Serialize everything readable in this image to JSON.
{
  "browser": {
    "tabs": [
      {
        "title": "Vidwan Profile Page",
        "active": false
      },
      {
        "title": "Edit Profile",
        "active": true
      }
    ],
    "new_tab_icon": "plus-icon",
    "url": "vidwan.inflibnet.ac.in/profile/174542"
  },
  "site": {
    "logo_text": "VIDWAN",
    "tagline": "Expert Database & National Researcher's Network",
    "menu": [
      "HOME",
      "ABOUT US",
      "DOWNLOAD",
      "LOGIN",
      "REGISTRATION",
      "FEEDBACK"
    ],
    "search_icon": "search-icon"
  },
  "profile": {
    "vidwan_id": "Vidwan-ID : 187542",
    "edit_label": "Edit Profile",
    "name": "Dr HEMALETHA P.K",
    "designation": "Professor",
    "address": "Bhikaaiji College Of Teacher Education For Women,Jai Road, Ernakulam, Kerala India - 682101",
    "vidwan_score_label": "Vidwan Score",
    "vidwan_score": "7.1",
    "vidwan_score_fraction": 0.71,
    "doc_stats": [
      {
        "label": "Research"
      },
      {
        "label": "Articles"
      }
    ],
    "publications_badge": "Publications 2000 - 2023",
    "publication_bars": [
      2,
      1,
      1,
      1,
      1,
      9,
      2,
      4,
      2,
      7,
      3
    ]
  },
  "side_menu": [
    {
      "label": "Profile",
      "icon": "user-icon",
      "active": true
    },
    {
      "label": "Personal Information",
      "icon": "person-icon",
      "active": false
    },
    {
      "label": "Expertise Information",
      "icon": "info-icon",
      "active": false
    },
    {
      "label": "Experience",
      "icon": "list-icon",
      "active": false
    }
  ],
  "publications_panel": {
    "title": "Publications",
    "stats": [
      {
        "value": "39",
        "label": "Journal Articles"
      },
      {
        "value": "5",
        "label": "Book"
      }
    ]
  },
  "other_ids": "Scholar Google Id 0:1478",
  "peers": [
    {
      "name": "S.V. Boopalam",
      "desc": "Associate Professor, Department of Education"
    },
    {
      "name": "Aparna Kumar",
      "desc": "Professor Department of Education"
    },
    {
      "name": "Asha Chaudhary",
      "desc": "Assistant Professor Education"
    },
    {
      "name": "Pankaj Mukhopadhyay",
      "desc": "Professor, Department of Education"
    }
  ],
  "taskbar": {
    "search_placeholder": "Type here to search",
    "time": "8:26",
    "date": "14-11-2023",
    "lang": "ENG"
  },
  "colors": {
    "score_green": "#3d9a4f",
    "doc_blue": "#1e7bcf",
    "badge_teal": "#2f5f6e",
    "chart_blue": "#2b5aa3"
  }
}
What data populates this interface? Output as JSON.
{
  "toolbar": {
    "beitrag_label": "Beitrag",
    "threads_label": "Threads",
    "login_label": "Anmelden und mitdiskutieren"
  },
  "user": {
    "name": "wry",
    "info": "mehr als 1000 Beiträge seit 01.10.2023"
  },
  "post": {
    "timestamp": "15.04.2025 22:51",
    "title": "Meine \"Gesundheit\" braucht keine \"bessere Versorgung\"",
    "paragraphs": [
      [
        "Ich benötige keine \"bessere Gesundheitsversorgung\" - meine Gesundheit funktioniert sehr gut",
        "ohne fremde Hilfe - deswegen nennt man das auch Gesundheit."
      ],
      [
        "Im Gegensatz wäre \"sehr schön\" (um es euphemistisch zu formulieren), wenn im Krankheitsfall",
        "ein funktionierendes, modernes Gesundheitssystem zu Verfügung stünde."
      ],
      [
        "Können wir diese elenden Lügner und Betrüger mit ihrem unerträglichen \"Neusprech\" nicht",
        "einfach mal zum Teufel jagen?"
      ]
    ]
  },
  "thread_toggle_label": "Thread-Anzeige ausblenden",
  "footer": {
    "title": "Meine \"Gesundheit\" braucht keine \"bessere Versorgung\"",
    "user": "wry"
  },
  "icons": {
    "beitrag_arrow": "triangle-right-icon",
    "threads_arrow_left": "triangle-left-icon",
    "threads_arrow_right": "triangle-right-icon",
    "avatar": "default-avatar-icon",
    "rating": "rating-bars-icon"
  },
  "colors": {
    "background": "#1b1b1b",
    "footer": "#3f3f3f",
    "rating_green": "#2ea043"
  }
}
────
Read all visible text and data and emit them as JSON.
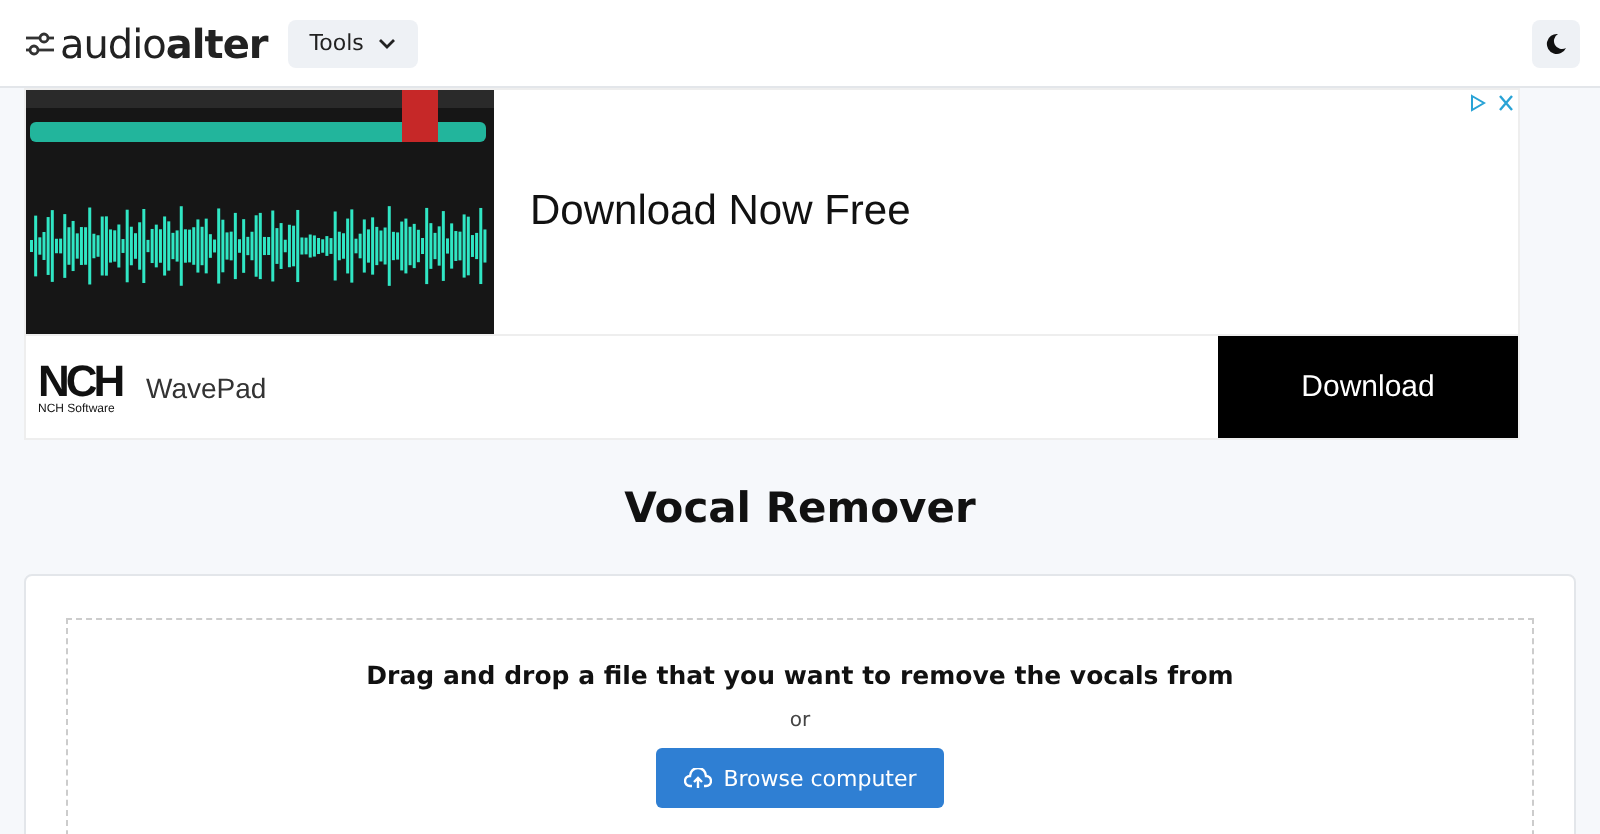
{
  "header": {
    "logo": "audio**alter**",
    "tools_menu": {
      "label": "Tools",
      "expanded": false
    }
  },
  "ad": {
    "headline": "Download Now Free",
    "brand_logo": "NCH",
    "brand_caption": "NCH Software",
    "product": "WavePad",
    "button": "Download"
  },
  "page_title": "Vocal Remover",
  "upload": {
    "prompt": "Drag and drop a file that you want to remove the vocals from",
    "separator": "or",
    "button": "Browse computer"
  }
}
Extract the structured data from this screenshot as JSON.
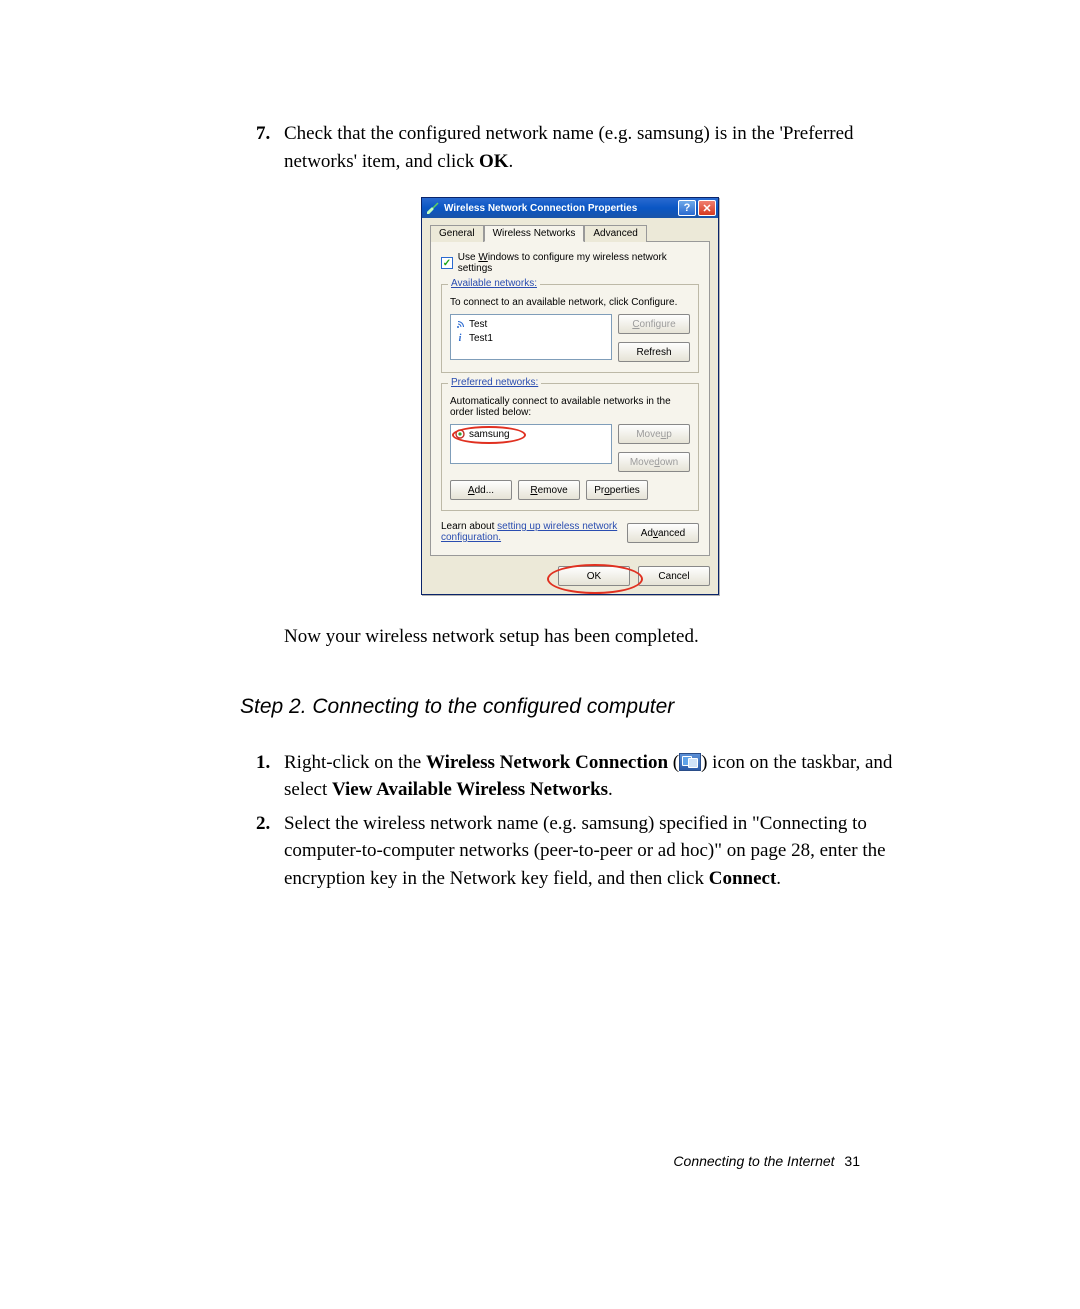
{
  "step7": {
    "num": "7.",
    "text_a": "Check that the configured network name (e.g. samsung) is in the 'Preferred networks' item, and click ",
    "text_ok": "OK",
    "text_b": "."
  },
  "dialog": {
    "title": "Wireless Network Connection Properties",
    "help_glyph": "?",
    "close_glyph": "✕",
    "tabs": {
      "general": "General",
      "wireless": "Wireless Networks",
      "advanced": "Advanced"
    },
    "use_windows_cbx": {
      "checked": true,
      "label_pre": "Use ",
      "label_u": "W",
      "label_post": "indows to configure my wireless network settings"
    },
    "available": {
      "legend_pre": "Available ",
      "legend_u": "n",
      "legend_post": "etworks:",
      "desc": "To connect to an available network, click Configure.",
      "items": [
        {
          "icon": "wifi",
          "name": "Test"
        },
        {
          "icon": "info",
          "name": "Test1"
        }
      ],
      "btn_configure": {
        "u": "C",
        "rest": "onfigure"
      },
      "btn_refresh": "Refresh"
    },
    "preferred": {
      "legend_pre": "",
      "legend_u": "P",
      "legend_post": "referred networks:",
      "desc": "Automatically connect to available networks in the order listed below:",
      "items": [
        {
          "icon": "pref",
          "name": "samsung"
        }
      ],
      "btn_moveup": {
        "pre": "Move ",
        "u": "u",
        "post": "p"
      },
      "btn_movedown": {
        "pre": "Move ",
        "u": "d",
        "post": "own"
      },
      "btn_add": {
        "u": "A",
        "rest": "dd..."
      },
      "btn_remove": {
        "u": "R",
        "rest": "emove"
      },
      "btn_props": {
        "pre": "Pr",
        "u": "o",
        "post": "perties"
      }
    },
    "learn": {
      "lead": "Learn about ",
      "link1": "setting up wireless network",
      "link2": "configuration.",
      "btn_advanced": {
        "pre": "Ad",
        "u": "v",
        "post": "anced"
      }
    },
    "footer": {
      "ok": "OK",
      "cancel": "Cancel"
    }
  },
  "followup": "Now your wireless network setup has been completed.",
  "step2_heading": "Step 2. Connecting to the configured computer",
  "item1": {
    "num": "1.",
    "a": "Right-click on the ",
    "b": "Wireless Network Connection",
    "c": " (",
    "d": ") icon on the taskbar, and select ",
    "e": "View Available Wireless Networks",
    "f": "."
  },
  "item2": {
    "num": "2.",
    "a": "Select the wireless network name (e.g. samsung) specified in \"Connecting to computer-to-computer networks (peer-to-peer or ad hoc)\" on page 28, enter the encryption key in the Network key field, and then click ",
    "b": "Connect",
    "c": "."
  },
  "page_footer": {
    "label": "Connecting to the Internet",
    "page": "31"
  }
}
────
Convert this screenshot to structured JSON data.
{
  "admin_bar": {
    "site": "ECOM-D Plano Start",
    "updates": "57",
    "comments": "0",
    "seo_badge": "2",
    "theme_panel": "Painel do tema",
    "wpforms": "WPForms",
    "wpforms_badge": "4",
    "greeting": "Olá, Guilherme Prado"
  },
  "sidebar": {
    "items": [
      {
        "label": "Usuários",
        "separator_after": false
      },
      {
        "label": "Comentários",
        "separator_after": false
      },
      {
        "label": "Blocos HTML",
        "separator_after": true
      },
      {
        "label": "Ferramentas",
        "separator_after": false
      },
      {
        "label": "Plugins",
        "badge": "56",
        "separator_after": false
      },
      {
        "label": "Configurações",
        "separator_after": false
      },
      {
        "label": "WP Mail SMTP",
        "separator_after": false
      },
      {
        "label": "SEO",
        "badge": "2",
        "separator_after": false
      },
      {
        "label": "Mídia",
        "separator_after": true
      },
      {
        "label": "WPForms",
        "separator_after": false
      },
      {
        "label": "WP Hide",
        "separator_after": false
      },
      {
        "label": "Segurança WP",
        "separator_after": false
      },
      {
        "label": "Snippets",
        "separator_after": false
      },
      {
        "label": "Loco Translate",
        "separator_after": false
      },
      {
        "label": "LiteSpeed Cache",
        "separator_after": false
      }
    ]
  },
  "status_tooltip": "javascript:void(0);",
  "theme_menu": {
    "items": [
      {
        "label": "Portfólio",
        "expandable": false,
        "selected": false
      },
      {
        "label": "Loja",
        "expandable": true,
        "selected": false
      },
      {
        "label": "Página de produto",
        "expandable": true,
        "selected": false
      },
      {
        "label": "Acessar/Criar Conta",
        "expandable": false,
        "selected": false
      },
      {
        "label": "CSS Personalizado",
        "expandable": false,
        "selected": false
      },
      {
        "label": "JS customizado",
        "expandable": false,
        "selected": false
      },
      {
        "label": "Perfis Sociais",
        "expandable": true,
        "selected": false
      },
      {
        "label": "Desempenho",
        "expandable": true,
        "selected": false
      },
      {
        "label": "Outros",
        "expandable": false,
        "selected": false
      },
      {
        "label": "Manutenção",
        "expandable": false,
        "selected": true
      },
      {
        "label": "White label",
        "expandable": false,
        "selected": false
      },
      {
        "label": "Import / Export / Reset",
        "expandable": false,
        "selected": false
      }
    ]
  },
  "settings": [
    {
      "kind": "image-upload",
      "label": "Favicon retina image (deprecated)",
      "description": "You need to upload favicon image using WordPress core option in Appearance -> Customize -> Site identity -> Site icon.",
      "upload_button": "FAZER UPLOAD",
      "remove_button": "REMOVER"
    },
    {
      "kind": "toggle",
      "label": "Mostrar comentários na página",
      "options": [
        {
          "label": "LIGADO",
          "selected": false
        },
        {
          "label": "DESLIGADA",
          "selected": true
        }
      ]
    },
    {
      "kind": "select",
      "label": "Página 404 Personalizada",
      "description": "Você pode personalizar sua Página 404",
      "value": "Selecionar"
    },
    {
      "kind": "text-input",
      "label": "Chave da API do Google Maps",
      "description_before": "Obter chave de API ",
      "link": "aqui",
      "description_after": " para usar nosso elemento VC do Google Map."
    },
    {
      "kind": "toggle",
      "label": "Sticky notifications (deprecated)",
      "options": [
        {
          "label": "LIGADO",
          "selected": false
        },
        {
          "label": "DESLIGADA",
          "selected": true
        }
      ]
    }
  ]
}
────
Return solely the number of lines in the data that include the word "this".

4